ПРИВЕДЁННЫЙ ОТРЫВОК:

#####

Дневники — страница 24 из 43


22.5. День другой. Пишу, пока поезд стоит. Конвой попался на удивление приличный: не беспредельничает, безотказно поит водой всех желающих, выпускает в туалет и закрывает окна только на остановках. Поэтому и скандалов, таких привычно безобразных, почти нет. Тон задает белобрысый сержант – лет 25, энергичный и неглупый. У него четко отработан подход к арестантской братии. «Ну что, бабоньки? – говорит он, благодушно похлопывая по кобуре пистолета на поясе. – Чего разорались? Воды? Сейчас устроим».

#####

ФРАГМЕНТЫ ДАННЫХ:
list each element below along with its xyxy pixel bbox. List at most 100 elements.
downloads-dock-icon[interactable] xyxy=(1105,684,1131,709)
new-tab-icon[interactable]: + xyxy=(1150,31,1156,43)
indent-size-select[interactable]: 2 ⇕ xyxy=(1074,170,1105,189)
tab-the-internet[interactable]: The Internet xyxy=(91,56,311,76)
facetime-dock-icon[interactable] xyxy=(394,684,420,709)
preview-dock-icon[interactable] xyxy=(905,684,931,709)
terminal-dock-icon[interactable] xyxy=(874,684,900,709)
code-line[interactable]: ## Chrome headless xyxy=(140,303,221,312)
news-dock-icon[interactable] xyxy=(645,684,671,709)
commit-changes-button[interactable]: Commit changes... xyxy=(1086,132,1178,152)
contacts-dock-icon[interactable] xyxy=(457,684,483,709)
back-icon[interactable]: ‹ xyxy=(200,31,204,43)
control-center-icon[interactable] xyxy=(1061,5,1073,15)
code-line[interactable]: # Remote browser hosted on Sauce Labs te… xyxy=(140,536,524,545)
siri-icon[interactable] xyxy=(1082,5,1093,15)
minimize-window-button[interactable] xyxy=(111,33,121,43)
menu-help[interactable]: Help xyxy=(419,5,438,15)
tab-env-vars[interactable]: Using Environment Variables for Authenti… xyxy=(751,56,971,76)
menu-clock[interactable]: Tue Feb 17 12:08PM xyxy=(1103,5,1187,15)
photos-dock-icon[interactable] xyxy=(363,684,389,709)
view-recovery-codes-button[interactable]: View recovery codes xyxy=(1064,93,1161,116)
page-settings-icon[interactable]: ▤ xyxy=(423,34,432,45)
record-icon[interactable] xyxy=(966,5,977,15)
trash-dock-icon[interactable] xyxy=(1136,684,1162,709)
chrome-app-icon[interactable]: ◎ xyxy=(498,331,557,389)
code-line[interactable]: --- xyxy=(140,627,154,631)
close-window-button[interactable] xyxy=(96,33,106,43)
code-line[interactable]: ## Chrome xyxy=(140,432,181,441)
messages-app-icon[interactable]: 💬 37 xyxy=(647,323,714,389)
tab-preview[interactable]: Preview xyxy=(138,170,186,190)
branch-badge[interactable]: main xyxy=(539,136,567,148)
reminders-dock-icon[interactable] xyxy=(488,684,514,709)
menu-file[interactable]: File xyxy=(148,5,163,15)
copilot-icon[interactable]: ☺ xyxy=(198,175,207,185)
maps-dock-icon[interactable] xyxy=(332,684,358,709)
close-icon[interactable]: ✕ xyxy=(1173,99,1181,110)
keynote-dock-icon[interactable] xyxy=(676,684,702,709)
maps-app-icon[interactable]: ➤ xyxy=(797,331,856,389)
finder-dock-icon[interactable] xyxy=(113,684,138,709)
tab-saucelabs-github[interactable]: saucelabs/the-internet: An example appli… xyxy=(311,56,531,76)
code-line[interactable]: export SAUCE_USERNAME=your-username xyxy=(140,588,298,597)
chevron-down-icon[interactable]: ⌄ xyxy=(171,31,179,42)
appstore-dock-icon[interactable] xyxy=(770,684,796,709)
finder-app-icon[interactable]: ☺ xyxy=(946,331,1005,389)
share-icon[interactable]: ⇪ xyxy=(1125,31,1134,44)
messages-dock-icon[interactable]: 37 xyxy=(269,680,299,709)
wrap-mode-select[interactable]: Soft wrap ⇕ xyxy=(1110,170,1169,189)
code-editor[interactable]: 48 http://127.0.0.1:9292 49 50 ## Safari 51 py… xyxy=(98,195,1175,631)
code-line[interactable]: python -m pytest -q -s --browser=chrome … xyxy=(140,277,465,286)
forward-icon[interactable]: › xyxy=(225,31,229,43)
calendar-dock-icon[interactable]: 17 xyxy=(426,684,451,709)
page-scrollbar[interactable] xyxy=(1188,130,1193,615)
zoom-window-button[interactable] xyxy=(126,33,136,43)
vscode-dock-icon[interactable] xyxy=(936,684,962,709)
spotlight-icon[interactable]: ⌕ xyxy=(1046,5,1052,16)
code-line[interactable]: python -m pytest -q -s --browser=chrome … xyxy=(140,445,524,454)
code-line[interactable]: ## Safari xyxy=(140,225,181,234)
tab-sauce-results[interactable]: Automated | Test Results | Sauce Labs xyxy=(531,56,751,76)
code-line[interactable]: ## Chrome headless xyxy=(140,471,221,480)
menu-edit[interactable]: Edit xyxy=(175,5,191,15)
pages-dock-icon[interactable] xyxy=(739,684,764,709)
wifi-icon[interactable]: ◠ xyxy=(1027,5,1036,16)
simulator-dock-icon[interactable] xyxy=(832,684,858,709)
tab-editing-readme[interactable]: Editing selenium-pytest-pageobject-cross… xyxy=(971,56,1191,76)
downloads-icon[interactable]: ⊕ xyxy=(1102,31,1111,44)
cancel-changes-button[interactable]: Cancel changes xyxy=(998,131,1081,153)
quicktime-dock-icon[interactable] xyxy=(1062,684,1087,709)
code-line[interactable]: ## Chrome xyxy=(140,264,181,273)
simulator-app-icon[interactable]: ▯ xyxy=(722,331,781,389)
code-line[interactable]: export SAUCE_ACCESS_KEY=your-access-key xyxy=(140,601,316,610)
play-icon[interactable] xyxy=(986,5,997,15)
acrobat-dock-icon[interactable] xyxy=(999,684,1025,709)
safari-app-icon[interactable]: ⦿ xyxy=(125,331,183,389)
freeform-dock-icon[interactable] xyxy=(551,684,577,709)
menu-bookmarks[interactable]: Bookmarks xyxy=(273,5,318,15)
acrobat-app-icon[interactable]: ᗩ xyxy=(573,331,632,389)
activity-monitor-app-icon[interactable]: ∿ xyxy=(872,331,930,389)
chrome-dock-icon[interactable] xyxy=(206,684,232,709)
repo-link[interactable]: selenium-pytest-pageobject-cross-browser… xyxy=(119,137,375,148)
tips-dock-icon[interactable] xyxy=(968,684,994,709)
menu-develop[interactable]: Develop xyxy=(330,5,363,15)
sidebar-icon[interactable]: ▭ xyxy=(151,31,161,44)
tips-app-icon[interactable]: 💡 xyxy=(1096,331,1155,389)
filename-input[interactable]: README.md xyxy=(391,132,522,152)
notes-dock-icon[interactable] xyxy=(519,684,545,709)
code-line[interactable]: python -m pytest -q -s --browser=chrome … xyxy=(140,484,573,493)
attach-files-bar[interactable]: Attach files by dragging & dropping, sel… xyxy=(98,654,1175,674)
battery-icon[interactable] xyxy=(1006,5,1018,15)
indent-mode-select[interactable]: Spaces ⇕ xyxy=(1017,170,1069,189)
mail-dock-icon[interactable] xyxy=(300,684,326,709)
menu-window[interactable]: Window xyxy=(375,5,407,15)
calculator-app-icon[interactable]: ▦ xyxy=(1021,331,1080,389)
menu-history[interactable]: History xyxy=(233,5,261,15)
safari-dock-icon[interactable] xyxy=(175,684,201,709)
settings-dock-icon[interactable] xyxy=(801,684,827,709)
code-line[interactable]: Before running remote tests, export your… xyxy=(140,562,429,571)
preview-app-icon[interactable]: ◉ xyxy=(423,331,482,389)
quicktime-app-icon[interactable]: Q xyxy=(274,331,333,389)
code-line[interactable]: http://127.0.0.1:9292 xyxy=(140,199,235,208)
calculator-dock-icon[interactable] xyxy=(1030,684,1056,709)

#####

ПОСТАВЛЕННАЯ ЗАДАЧА:
Изложите короче абзац приведённого отрывка, который начинается словами «22.5. День другой», и сохраните его основные факты.

ОТВЕТ:
22.5, второй день; запись сделана во время стоянки поезда. Конвой на удивление приличный: не беспредельничает, поит водой всех желающих, выпускает в туалет и закрывает окна только на остановках. Поэтому привычных безобразных скандалов почти нет. Тон задаёт белобрысый сержант лет 25, энергичный и неглупый, с чётко отработанным подходом к арестантам. Похлопывая по кобуре, он спрашивает «бабонек», чего они разорались, и обещает устроить воду.